What to do:
The entries below contain pictures. Retype everything except those pictures, exactly as given.

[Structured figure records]
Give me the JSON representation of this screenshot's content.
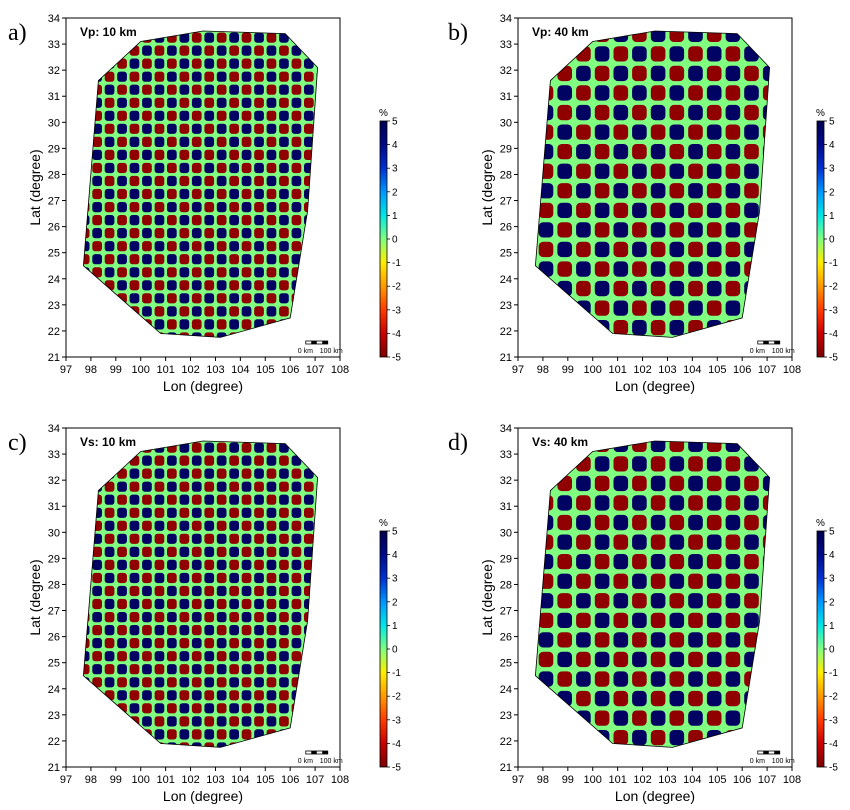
{
  "chart_data": [
    {
      "type": "heatmap",
      "panel_label": "a)",
      "title": "Vp: 10 km",
      "xlabel": "Lon (degree)",
      "ylabel": "Lat (degree)",
      "xlim": [
        97,
        108
      ],
      "ylim": [
        21,
        34
      ],
      "xticks": [
        97,
        98,
        99,
        100,
        101,
        102,
        103,
        104,
        105,
        106,
        107,
        108
      ],
      "yticks": [
        21,
        22,
        23,
        24,
        25,
        26,
        27,
        28,
        29,
        30,
        31,
        32,
        33,
        34
      ],
      "checker_size_deg": 0.5,
      "colorbar": {
        "unit": "%",
        "range": [
          -5,
          5
        ],
        "ticks": [
          5,
          4,
          3,
          2,
          1,
          0,
          -1,
          -2,
          -3,
          -4,
          -5
        ]
      },
      "scalebar": {
        "labels": [
          "0 km",
          "100 km"
        ]
      }
    },
    {
      "type": "heatmap",
      "panel_label": "b)",
      "title": "Vp: 40 km",
      "xlabel": "Lon (degree)",
      "ylabel": "Lat (degree)",
      "xlim": [
        97,
        108
      ],
      "ylim": [
        21,
        34
      ],
      "xticks": [
        97,
        98,
        99,
        100,
        101,
        102,
        103,
        104,
        105,
        106,
        107,
        108
      ],
      "yticks": [
        21,
        22,
        23,
        24,
        25,
        26,
        27,
        28,
        29,
        30,
        31,
        32,
        33,
        34
      ],
      "checker_size_deg": 0.75,
      "colorbar": {
        "unit": "%",
        "range": [
          -5,
          5
        ],
        "ticks": [
          5,
          4,
          3,
          2,
          1,
          0,
          -1,
          -2,
          -3,
          -4,
          -5
        ]
      },
      "scalebar": {
        "labels": [
          "0 km",
          "100 km"
        ]
      }
    },
    {
      "type": "heatmap",
      "panel_label": "c)",
      "title": "Vs: 10 km",
      "xlabel": "Lon (degree)",
      "ylabel": "Lat (degree)",
      "xlim": [
        97,
        108
      ],
      "ylim": [
        21,
        34
      ],
      "xticks": [
        97,
        98,
        99,
        100,
        101,
        102,
        103,
        104,
        105,
        106,
        107,
        108
      ],
      "yticks": [
        21,
        22,
        23,
        24,
        25,
        26,
        27,
        28,
        29,
        30,
        31,
        32,
        33,
        34
      ],
      "checker_size_deg": 0.5,
      "colorbar": {
        "unit": "%",
        "range": [
          -5,
          5
        ],
        "ticks": [
          5,
          4,
          3,
          2,
          1,
          0,
          -1,
          -2,
          -3,
          -4,
          -5
        ]
      },
      "scalebar": {
        "labels": [
          "0 km",
          "100 km"
        ]
      }
    },
    {
      "type": "heatmap",
      "panel_label": "d)",
      "title": "Vs: 40 km",
      "xlabel": "Lon (degree)",
      "ylabel": "Lat (degree)",
      "xlim": [
        97,
        108
      ],
      "ylim": [
        21,
        34
      ],
      "xticks": [
        97,
        98,
        99,
        100,
        101,
        102,
        103,
        104,
        105,
        106,
        107,
        108
      ],
      "yticks": [
        21,
        22,
        23,
        24,
        25,
        26,
        27,
        28,
        29,
        30,
        31,
        32,
        33,
        34
      ],
      "checker_size_deg": 0.75,
      "colorbar": {
        "unit": "%",
        "range": [
          -5,
          5
        ],
        "ticks": [
          5,
          4,
          3,
          2,
          1,
          0,
          -1,
          -2,
          -3,
          -4,
          -5
        ]
      },
      "scalebar": {
        "labels": [
          "0 km",
          "100 km"
        ]
      }
    }
  ],
  "study_area_outline": [
    [
      97.7,
      24.5
    ],
    [
      98.3,
      31.6
    ],
    [
      100.0,
      33.1
    ],
    [
      102.5,
      33.5
    ],
    [
      105.8,
      33.4
    ],
    [
      107.1,
      32.1
    ],
    [
      106.7,
      26.6
    ],
    [
      106.0,
      22.5
    ],
    [
      103.2,
      21.75
    ],
    [
      100.8,
      21.9
    ]
  ],
  "colors": {
    "cmap": [
      "#7a0000",
      "#c80000",
      "#ff3c00",
      "#ff9a00",
      "#ffee00",
      "#80ff80",
      "#00e6e6",
      "#0096ff",
      "#0030d0",
      "#000a88",
      "#000050"
    ],
    "outline": "#000000"
  }
}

Solution to this task:
Give me the JSON representation of this screenshot's content.
{
  "chart_data": [
    {
      "type": "heatmap",
      "panel_label": "a)",
      "title": "Vp: 10 km",
      "xlabel": "Lon (degree)",
      "ylabel": "Lat (degree)",
      "xlim": [
        97,
        108
      ],
      "ylim": [
        21,
        34
      ],
      "xticks": [
        97,
        98,
        99,
        100,
        101,
        102,
        103,
        104,
        105,
        106,
        107,
        108
      ],
      "yticks": [
        21,
        22,
        23,
        24,
        25,
        26,
        27,
        28,
        29,
        30,
        31,
        32,
        33,
        34
      ],
      "checker_size_deg": 0.5,
      "colorbar": {
        "unit": "%",
        "range": [
          -5,
          5
        ],
        "ticks": [
          5,
          4,
          3,
          2,
          1,
          0,
          -1,
          -2,
          -3,
          -4,
          -5
        ]
      },
      "scalebar": {
        "labels": [
          "0 km",
          "100 km"
        ]
      }
    },
    {
      "type": "heatmap",
      "panel_label": "b)",
      "title": "Vp: 40 km",
      "xlabel": "Lon (degree)",
      "ylabel": "Lat (degree)",
      "xlim": [
        97,
        108
      ],
      "ylim": [
        21,
        34
      ],
      "xticks": [
        97,
        98,
        99,
        100,
        101,
        102,
        103,
        104,
        105,
        106,
        107,
        108
      ],
      "yticks": [
        21,
        22,
        23,
        24,
        25,
        26,
        27,
        28,
        29,
        30,
        31,
        32,
        33,
        34
      ],
      "checker_size_deg": 0.75,
      "colorbar": {
        "unit": "%",
        "range": [
          -5,
          5
        ],
        "ticks": [
          5,
          4,
          3,
          2,
          1,
          0,
          -1,
          -2,
          -3,
          -4,
          -5
        ]
      },
      "scalebar": {
        "labels": [
          "0 km",
          "100 km"
        ]
      }
    },
    {
      "type": "heatmap",
      "panel_label": "c)",
      "title": "Vs: 10 km",
      "xlabel": "Lon (degree)",
      "ylabel": "Lat (degree)",
      "xlim": [
        97,
        108
      ],
      "ylim": [
        21,
        34
      ],
      "xticks": [
        97,
        98,
        99,
        100,
        101,
        102,
        103,
        104,
        105,
        106,
        107,
        108
      ],
      "yticks": [
        21,
        22,
        23,
        24,
        25,
        26,
        27,
        28,
        29,
        30,
        31,
        32,
        33,
        34
      ],
      "checker_size_deg": 0.5,
      "colorbar": {
        "unit": "%",
        "range": [
          -5,
          5
        ],
        "ticks": [
          5,
          4,
          3,
          2,
          1,
          0,
          -1,
          -2,
          -3,
          -4,
          -5
        ]
      },
      "scalebar": {
        "labels": [
          "0 km",
          "100 km"
        ]
      }
    },
    {
      "type": "heatmap",
      "panel_label": "d)",
      "title": "Vs: 40 km",
      "xlabel": "Lon (degree)",
      "ylabel": "Lat (degree)",
      "xlim": [
        97,
        108
      ],
      "ylim": [
        21,
        34
      ],
      "xticks": [
        97,
        98,
        99,
        100,
        101,
        102,
        103,
        104,
        105,
        106,
        107,
        108
      ],
      "yticks": [
        21,
        22,
        23,
        24,
        25,
        26,
        27,
        28,
        29,
        30,
        31,
        32,
        33,
        34
      ],
      "checker_size_deg": 0.75,
      "colorbar": {
        "unit": "%",
        "range": [
          -5,
          5
        ],
        "ticks": [
          5,
          4,
          3,
          2,
          1,
          0,
          -1,
          -2,
          -3,
          -4,
          -5
        ]
      },
      "scalebar": {
        "labels": [
          "0 km",
          "100 km"
        ]
      }
    }
  ],
  "study_area_outline": [
    [
      97.7,
      24.5
    ],
    [
      98.3,
      31.6
    ],
    [
      100.0,
      33.1
    ],
    [
      102.5,
      33.5
    ],
    [
      105.8,
      33.4
    ],
    [
      107.1,
      32.1
    ],
    [
      106.7,
      26.6
    ],
    [
      106.0,
      22.5
    ],
    [
      103.2,
      21.75
    ],
    [
      100.8,
      21.9
    ]
  ],
  "colors": {
    "cmap": [
      "#7a0000",
      "#c80000",
      "#ff3c00",
      "#ff9a00",
      "#ffee00",
      "#80ff80",
      "#00e6e6",
      "#0096ff",
      "#0030d0",
      "#000a88",
      "#000050"
    ],
    "outline": "#000000"
  }
}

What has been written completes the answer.